[Saved data entries]

>>>>

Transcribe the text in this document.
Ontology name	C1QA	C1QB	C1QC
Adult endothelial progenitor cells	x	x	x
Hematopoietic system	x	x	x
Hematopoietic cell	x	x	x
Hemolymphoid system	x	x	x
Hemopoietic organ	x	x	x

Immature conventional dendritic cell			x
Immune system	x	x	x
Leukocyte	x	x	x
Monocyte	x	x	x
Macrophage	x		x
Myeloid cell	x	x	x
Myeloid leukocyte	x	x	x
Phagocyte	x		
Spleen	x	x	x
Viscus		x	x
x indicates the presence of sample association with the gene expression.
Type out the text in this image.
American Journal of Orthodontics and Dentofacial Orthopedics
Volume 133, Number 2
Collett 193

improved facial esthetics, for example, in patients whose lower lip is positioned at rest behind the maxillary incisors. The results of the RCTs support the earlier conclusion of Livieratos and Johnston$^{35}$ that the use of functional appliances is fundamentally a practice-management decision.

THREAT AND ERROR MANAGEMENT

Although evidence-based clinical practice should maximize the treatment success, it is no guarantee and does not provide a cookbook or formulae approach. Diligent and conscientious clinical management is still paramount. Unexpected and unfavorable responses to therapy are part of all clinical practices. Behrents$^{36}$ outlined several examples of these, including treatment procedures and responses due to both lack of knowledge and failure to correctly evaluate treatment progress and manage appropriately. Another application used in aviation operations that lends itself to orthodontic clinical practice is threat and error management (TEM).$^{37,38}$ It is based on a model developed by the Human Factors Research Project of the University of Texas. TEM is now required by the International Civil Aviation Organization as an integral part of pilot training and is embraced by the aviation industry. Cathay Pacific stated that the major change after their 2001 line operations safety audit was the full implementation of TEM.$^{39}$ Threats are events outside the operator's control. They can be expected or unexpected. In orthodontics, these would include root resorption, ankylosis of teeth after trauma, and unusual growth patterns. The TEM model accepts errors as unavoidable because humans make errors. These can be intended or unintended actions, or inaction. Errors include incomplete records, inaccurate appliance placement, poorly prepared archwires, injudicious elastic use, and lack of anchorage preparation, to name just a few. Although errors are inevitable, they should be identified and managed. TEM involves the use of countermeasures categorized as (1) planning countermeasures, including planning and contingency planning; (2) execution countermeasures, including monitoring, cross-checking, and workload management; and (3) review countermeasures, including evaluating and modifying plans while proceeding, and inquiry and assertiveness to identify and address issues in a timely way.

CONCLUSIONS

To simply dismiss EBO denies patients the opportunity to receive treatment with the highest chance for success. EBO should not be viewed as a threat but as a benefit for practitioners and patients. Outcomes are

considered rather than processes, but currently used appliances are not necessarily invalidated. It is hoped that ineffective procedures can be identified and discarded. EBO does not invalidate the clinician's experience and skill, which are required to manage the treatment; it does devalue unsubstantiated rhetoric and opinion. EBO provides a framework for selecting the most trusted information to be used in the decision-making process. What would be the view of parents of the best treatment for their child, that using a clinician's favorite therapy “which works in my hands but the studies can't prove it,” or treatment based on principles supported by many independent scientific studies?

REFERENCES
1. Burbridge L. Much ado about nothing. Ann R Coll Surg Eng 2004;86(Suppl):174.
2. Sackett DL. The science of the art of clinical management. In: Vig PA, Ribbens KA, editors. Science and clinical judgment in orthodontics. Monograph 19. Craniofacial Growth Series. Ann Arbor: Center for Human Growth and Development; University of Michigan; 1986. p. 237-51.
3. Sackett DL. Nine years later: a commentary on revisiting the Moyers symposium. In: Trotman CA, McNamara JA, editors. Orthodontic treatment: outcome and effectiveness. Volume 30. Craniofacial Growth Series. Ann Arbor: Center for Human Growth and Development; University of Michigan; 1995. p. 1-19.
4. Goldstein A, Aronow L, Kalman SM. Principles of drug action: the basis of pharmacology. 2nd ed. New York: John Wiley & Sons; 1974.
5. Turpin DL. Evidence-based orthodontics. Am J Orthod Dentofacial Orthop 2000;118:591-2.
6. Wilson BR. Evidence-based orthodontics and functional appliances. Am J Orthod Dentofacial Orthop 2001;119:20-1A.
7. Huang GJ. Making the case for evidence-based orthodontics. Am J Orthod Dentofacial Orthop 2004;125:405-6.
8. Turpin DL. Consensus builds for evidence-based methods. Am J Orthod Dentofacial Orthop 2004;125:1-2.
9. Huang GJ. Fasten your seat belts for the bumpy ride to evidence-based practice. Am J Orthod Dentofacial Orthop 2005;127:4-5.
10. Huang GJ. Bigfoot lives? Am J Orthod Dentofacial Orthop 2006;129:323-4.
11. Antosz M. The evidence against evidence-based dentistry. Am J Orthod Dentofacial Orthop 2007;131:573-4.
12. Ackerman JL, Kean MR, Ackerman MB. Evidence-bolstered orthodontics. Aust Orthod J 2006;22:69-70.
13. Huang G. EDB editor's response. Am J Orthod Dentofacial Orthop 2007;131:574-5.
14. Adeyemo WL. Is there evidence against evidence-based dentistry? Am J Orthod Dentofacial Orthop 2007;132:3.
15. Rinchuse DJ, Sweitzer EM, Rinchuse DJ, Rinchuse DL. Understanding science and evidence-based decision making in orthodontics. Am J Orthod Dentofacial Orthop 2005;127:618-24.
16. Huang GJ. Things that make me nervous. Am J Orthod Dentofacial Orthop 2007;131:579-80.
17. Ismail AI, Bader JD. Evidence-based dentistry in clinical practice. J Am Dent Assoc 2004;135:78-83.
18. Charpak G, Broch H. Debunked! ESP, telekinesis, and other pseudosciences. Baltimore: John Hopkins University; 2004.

<<<<

* What the task requires *
Copy out the records above without altering anything.

* Your solution *
Transcribe the text in this document.
Ontology name	C1QA	C1QB	C1QC
Adult endothelial progenitor cells	x	x	x
Hematopoietic system	x	x	x
Hematopoietic cell	x	x	x
Hemolymphoid system	x	x	x
Hemopoietic organ	x	x	x

Immature conventional dendritic cell			x
Immune system	x	x	x
Leukocyte	x	x	x
Monocyte	x	x	x
Macrophage	x		x
Myeloid cell	x	x	x
Myeloid leukocyte	x	x	x
Phagocyte	x		
Spleen	x	x	x
Viscus		x	x
x indicates the presence of sample association with the gene expression.
Type out the text in this image.
American Journal of Orthodontics and Dentofacial Orthopedics
Volume 133, Number 2
Collett 193

improved facial esthetics, for example, in patients whose lower lip is positioned at rest behind the maxillary incisors. The results of the RCTs support the earlier conclusion of Livieratos and Johnston$^{35}$ that the use of functional appliances is fundamentally a practice-management decision.

THREAT AND ERROR MANAGEMENT

Although evidence-based clinical practice should maximize the treatment success, it is no guarantee and does not provide a cookbook or formulae approach. Diligent and conscientious clinical management is still paramount. Unexpected and unfavorable responses to therapy are part of all clinical practices. Behrents$^{36}$ outlined several examples of these, including treatment procedures and responses due to both lack of knowledge and failure to correctly evaluate treatment progress and manage appropriately. Another application used in aviation operations that lends itself to orthodontic clinical practice is threat and error management (TEM).$^{37,38}$ It is based on a model developed by the Human Factors Research Project of the University of Texas. TEM is now required by the International Civil Aviation Organization as an integral part of pilot training and is embraced by the aviation industry. Cathay Pacific stated that the major change after their 2001 line operations safety audit was the full implementation of TEM.$^{39}$ Threats are events outside the operator's control. They can be expected or unexpected. In orthodontics, these would include root resorption, ankylosis of teeth after trauma, and unusual growth patterns. The TEM model accepts errors as unavoidable because humans make errors. These can be intended or unintended actions, or inaction. Errors include incomplete records, inaccurate appliance placement, poorly prepared archwires, injudicious elastic use, and lack of anchorage preparation, to name just a few. Although errors are inevitable, they should be identified and managed. TEM involves the use of countermeasures categorized as (1) planning countermeasures, including planning and contingency planning; (2) execution countermeasures, including monitoring, cross-checking, and workload management; and (3) review countermeasures, including evaluating and modifying plans while proceeding, and inquiry and assertiveness to identify and address issues in a timely way.

CONCLUSIONS

To simply dismiss EBO denies patients the opportunity to receive treatment with the highest chance for success. EBO should not be viewed as a threat but as a benefit for practitioners and patients. Outcomes are

considered rather than processes, but currently used appliances are not necessarily invalidated. It is hoped that ineffective procedures can be identified and discarded. EBO does not invalidate the clinician's experience and skill, which are required to manage the treatment; it does devalue unsubstantiated rhetoric and opinion. EBO provides a framework for selecting the most trusted information to be used in the decision-making process. What would be the view of parents of the best treatment for their child, that using a clinician's favorite therapy “which works in my hands but the studies can't prove it,” or treatment based on principles supported by many independent scientific studies?

REFERENCES
1. Burbridge L. Much ado about nothing. Ann R Coll Surg Eng 2004;86(Suppl):174.
2. Sackett DL. The science of the art of clinical management. In: Vig PA, Ribbens KA, editors. Science and clinical judgment in orthodontics. Monograph 19. Craniofacial Growth Series. Ann Arbor: Center for Human Growth and Development; University of Michigan; 1986. p. 237-51.
3. Sackett DL. Nine years later: a commentary on revisiting the Moyers symposium. In: Trotman CA, McNamara JA, editors. Orthodontic treatment: outcome and effectiveness. Volume 30. Craniofacial Growth Series. Ann Arbor: Center for Human Growth and Development; University of Michigan; 1995. p. 1-19.
4. Goldstein A, Aronow L, Kalman SM. Principles of drug action: the basis of pharmacology. 2nd ed. New York: John Wiley & Sons; 1974.
5. Turpin DL. Evidence-based orthodontics. Am J Orthod Dentofacial Orthop 2000;118:591-2.
6. Wilson BR. Evidence-based orthodontics and functional appliances. Am J Orthod Dentofacial Orthop 2001;119:20-1A.
7. Huang GJ. Making the case for evidence-based orthodontics. Am J Orthod Dentofacial Orthop 2004;125:405-6.
8. Turpin DL. Consensus builds for evidence-based methods. Am J Orthod Dentofacial Orthop 2004;125:1-2.
9. Huang GJ. Fasten your seat belts for the bumpy ride to evidence-based practice. Am J Orthod Dentofacial Orthop 2005;127:4-5.
10. Huang GJ. Bigfoot lives? Am J Orthod Dentofacial Orthop 2006;129:323-4.
11. Antosz M. The evidence against evidence-based dentistry. Am J Orthod Dentofacial Orthop 2007;131:573-4.
12. Ackerman JL, Kean MR, Ackerman MB. Evidence-bolstered orthodontics. Aust Orthod J 2006;22:69-70.
13. Huang G. EDB editor's response. Am J Orthod Dentofacial Orthop 2007;131:574-5.
14. Adeyemo WL. Is there evidence against evidence-based dentistry? Am J Orthod Dentofacial Orthop 2007;132:3.
15. Rinchuse DJ, Sweitzer EM, Rinchuse DJ, Rinchuse DL. Understanding science and evidence-based decision making in orthodontics. Am J Orthod Dentofacial Orthop 2005;127:618-24.
16. Huang GJ. Things that make me nervous. Am J Orthod Dentofacial Orthop 2007;131:579-80.
17. Ismail AI, Bader JD. Evidence-based dentistry in clinical practice. J Am Dent Assoc 2004;135:78-83.
18. Charpak G, Broch H. Debunked! ESP, telekinesis, and other pseudosciences. Baltimore: John Hopkins University; 2004.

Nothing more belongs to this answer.